**Required work**
Repeat, without any change, the entries presented below.

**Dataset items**
◇ ◇ ◇ ◇ ◇

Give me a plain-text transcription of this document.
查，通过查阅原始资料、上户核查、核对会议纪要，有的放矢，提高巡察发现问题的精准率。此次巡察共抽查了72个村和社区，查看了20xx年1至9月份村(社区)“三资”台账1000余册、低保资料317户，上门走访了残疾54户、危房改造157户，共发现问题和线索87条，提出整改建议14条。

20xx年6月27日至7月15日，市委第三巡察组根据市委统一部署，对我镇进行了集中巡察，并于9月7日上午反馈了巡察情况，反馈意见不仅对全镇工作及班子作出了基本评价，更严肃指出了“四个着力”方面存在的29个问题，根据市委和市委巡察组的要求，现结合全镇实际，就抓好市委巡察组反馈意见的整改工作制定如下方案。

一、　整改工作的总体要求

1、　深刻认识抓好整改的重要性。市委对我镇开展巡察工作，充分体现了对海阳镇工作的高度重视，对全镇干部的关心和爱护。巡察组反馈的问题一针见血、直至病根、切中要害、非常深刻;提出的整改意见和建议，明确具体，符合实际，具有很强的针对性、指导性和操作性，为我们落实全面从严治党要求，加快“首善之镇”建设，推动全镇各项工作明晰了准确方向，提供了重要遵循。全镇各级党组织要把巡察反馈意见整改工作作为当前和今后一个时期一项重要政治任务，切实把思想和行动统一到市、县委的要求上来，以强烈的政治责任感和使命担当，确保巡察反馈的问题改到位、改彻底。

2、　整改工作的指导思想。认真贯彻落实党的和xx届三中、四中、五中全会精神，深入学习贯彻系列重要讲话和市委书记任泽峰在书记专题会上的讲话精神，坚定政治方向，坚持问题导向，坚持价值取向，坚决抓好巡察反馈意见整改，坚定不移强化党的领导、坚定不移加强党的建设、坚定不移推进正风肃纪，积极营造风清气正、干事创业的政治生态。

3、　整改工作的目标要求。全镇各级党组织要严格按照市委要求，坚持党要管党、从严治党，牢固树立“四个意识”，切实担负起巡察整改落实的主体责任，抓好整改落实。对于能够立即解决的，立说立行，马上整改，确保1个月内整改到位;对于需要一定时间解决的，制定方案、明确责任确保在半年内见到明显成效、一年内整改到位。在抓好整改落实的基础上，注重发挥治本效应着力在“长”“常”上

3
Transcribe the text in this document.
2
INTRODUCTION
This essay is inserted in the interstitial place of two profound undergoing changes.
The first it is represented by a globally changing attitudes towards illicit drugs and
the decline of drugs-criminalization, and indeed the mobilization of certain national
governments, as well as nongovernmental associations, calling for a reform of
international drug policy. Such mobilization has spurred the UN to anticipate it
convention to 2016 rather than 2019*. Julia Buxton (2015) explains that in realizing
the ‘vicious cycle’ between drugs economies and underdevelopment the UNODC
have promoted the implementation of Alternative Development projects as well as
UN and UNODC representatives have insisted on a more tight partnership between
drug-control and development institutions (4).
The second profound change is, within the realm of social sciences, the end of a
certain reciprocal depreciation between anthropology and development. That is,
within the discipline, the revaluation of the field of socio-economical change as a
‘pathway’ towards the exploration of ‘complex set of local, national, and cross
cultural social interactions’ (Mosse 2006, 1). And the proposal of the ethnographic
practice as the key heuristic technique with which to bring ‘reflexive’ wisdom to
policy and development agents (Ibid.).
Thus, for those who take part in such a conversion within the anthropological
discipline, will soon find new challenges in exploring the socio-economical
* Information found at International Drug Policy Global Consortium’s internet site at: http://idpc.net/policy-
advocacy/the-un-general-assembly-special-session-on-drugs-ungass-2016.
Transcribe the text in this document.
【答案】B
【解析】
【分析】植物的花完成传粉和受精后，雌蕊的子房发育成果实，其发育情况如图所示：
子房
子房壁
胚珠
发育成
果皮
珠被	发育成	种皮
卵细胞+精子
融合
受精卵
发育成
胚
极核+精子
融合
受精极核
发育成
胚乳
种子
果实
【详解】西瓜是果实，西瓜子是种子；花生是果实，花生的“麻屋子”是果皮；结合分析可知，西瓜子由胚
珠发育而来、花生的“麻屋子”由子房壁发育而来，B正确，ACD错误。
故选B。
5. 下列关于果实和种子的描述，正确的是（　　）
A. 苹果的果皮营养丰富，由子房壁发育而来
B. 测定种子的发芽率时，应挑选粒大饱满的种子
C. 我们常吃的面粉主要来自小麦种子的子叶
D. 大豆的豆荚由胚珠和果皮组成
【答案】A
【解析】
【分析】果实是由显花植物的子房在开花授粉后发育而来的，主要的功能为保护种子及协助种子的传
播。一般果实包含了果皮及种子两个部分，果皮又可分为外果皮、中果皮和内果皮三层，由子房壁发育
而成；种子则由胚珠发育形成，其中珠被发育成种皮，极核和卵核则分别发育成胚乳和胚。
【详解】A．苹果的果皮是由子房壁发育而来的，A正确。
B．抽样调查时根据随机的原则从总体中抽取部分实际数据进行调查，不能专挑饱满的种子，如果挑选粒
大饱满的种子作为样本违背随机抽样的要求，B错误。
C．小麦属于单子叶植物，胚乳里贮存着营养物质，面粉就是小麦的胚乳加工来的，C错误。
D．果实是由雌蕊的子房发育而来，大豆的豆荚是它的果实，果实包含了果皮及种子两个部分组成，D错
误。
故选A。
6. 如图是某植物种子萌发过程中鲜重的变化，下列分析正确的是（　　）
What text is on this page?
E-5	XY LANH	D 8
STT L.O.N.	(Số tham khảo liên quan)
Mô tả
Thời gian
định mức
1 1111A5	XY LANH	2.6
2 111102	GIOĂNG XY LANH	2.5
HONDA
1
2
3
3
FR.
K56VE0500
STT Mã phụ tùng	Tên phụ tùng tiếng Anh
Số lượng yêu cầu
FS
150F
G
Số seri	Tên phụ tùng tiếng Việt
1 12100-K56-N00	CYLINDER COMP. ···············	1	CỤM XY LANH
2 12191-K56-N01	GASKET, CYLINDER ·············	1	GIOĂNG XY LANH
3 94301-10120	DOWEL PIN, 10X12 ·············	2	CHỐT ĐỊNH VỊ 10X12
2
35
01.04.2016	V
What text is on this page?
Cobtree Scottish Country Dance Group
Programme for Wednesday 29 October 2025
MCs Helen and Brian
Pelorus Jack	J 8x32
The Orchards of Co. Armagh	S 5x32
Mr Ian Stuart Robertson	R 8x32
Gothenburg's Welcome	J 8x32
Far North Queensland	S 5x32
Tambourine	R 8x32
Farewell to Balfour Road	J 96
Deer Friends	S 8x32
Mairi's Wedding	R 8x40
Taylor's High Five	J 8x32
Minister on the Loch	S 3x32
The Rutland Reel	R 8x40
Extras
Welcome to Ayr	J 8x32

◇ ◇ ◇ ◇ ◇

**Written answer**
Give me a plain-text transcription of this document.
查，通过查阅原始资料、上户核查、核对会议纪要，有的放矢，提高巡察发现问题的精准率。此次巡察共抽查了72个村和社区，查看了20xx年1至9月份村(社区)“三资”台账1000余册、低保资料317户，上门走访了残疾54户、危房改造157户，共发现问题和线索87条，提出整改建议14条。

20xx年6月27日至7月15日，市委第三巡察组根据市委统一部署，对我镇进行了集中巡察，并于9月7日上午反馈了巡察情况，反馈意见不仅对全镇工作及班子作出了基本评价，更严肃指出了“四个着力”方面存在的29个问题，根据市委和市委巡察组的要求，现结合全镇实际，就抓好市委巡察组反馈意见的整改工作制定如下方案。

一、　整改工作的总体要求

1、　深刻认识抓好整改的重要性。市委对我镇开展巡察工作，充分体现了对海阳镇工作的高度重视，对全镇干部的关心和爱护。巡察组反馈的问题一针见血、直至病根、切中要害、非常深刻;提出的整改意见和建议，明确具体，符合实际，具有很强的针对性、指导性和操作性，为我们落实全面从严治党要求，加快“首善之镇”建设，推动全镇各项工作明晰了准确方向，提供了重要遵循。全镇各级党组织要把巡察反馈意见整改工作作为当前和今后一个时期一项重要政治任务，切实把思想和行动统一到市、县委的要求上来，以强烈的政治责任感和使命担当，确保巡察反馈的问题改到位、改彻底。

2、　整改工作的指导思想。认真贯彻落实党的和xx届三中、四中、五中全会精神，深入学习贯彻系列重要讲话和市委书记任泽峰在书记专题会上的讲话精神，坚定政治方向，坚持问题导向，坚持价值取向，坚决抓好巡察反馈意见整改，坚定不移强化党的领导、坚定不移加强党的建设、坚定不移推进正风肃纪，积极营造风清气正、干事创业的政治生态。

3、　整改工作的目标要求。全镇各级党组织要严格按照市委要求，坚持党要管党、从严治党，牢固树立“四个意识”，切实担负起巡察整改落实的主体责任，抓好整改落实。对于能够立即解决的，立说立行，马上整改，确保1个月内整改到位;对于需要一定时间解决的，制定方案、明确责任确保在半年内见到明显成效、一年内整改到位。在抓好整改落实的基础上，注重发挥治本效应着力在“长”“常”上

3
Transcribe the text in this document.
2
INTRODUCTION
This essay is inserted in the interstitial place of two profound undergoing changes.
The first it is represented by a globally changing attitudes towards illicit drugs and
the decline of drugs-criminalization, and indeed the mobilization of certain national
governments, as well as nongovernmental associations, calling for a reform of
international drug policy. Such mobilization has spurred the UN to anticipate it
convention to 2016 rather than 2019*. Julia Buxton (2015) explains that in realizing
the ‘vicious cycle’ between drugs economies and underdevelopment the UNODC
have promoted the implementation of Alternative Development projects as well as
UN and UNODC representatives have insisted on a more tight partnership between
drug-control and development institutions (4).
The second profound change is, within the realm of social sciences, the end of a
certain reciprocal depreciation between anthropology and development. That is,
within the discipline, the revaluation of the field of socio-economical change as a
‘pathway’ towards the exploration of ‘complex set of local, national, and cross
cultural social interactions’ (Mosse 2006, 1). And the proposal of the ethnographic
practice as the key heuristic technique with which to bring ‘reflexive’ wisdom to
policy and development agents (Ibid.).
Thus, for those who take part in such a conversion within the anthropological
discipline, will soon find new challenges in exploring the socio-economical
* Information found at International Drug Policy Global Consortium’s internet site at: http://idpc.net/policy-
advocacy/the-un-general-assembly-special-session-on-drugs-ungass-2016.
Transcribe the text in this document.
【答案】B
【解析】
【分析】植物的花完成传粉和受精后，雌蕊的子房发育成果实，其发育情况如图所示：
子房
子房壁
胚珠
发育成
果皮
珠被	发育成	种皮
卵细胞+精子
融合
受精卵
发育成
胚
极核+精子
融合
受精极核
发育成
胚乳
种子
果实
【详解】西瓜是果实，西瓜子是种子；花生是果实，花生的“麻屋子”是果皮；结合分析可知，西瓜子由胚
珠发育而来、花生的“麻屋子”由子房壁发育而来，B正确，ACD错误。
故选B。
5. 下列关于果实和种子的描述，正确的是（　　）
A. 苹果的果皮营养丰富，由子房壁发育而来
B. 测定种子的发芽率时，应挑选粒大饱满的种子
C. 我们常吃的面粉主要来自小麦种子的子叶
D. 大豆的豆荚由胚珠和果皮组成
【答案】A
【解析】
【分析】果实是由显花植物的子房在开花授粉后发育而来的，主要的功能为保护种子及协助种子的传
播。一般果实包含了果皮及种子两个部分，果皮又可分为外果皮、中果皮和内果皮三层，由子房壁发育
而成；种子则由胚珠发育形成，其中珠被发育成种皮，极核和卵核则分别发育成胚乳和胚。
【详解】A．苹果的果皮是由子房壁发育而来的，A正确。
B．抽样调查时根据随机的原则从总体中抽取部分实际数据进行调查，不能专挑饱满的种子，如果挑选粒
大饱满的种子作为样本违背随机抽样的要求，B错误。
C．小麦属于单子叶植物，胚乳里贮存着营养物质，面粉就是小麦的胚乳加工来的，C错误。
D．果实是由雌蕊的子房发育而来，大豆的豆荚是它的果实，果实包含了果皮及种子两个部分组成，D错
误。
故选A。
6. 如图是某植物种子萌发过程中鲜重的变化，下列分析正确的是（　　）
What text is on this page?
E-5	XY LANH	D 8
STT L.O.N.	(Số tham khảo liên quan)
Mô tả
Thời gian
định mức
1 1111A5	XY LANH	2.6
2 111102	GIOĂNG XY LANH	2.5
HONDA
1
2
3
3
FR.
K56VE0500
STT Mã phụ tùng	Tên phụ tùng tiếng Anh
Số lượng yêu cầu
FS
150F
G
Số seri	Tên phụ tùng tiếng Việt
1 12100-K56-N00	CYLINDER COMP. ···············	1	CỤM XY LANH
2 12191-K56-N01	GASKET, CYLINDER ·············	1	GIOĂNG XY LANH
3 94301-10120	DOWEL PIN, 10X12 ·············	2	CHỐT ĐỊNH VỊ 10X12
2
35
01.04.2016	V
What text is on this page?
Cobtree Scottish Country Dance Group
Programme for Wednesday 29 October 2025
MCs Helen and Brian
Pelorus Jack	J 8x32
The Orchards of Co. Armagh	S 5x32
Mr Ian Stuart Robertson	R 8x32
Gothenburg's Welcome	J 8x32
Far North Queensland	S 5x32
Tambourine	R 8x32
Farewell to Balfour Road	J 96
Deer Friends	S 8x32
Mairi's Wedding	R 8x40
Taylor's High Five	J 8x32
Minister on the Loch	S 3x32
The Rutland Reel	R 8x40
Extras
Welcome to Ayr	J 8x32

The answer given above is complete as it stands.